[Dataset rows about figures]
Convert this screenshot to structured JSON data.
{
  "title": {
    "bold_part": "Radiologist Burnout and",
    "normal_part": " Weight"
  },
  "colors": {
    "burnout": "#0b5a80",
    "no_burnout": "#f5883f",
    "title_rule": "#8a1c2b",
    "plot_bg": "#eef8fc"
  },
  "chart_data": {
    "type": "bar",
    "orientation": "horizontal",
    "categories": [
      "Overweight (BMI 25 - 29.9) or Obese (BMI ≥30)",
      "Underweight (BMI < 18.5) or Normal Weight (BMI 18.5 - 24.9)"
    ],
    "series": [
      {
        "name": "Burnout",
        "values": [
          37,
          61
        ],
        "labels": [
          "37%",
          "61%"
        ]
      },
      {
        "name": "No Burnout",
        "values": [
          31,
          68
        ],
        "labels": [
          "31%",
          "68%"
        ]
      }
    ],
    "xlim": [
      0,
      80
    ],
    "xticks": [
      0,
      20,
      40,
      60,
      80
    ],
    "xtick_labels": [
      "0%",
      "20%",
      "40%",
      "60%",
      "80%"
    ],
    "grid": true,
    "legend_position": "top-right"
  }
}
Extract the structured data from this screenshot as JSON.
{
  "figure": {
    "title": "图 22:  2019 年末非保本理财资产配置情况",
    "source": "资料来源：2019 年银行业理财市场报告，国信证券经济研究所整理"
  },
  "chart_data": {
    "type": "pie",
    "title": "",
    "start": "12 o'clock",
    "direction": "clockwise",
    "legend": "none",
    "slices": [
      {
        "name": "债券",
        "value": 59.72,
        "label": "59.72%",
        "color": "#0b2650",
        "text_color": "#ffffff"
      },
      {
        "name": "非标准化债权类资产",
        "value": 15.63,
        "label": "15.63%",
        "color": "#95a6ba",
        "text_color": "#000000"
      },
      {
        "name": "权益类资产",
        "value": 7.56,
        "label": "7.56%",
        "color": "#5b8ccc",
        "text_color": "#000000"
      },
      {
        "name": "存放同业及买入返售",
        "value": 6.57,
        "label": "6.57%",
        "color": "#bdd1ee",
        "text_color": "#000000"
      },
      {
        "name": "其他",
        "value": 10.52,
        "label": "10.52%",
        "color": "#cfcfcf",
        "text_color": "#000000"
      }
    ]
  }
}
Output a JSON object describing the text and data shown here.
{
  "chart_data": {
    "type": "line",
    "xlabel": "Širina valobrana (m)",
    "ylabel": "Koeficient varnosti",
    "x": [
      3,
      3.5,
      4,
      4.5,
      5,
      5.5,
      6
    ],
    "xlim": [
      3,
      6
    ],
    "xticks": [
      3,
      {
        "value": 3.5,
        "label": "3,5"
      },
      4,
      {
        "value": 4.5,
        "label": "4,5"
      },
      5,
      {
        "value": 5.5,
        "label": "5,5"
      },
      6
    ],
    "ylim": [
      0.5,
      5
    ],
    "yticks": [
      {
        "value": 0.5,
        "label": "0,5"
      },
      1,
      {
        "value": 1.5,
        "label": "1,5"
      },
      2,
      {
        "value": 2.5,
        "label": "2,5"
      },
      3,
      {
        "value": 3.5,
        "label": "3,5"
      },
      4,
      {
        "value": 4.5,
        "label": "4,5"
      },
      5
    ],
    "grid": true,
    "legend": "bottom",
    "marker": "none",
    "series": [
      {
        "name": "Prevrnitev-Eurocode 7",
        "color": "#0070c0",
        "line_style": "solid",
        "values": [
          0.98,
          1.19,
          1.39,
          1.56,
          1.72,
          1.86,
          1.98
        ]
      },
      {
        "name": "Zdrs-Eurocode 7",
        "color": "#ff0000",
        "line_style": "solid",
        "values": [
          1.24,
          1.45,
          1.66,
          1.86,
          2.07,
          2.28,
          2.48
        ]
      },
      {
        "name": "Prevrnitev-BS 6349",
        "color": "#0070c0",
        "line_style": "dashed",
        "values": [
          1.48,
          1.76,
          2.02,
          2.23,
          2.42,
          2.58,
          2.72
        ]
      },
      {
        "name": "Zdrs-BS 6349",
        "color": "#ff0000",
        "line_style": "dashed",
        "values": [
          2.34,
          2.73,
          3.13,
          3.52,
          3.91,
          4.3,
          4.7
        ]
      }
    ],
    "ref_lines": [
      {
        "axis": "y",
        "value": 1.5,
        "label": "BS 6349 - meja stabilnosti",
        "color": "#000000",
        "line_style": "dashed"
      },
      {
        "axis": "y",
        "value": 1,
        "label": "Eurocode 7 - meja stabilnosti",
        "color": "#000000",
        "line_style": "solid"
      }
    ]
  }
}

*Aim of the task*:
Give solely the number of lines in the data that contain the string "Eurocode".

*Task output*:
3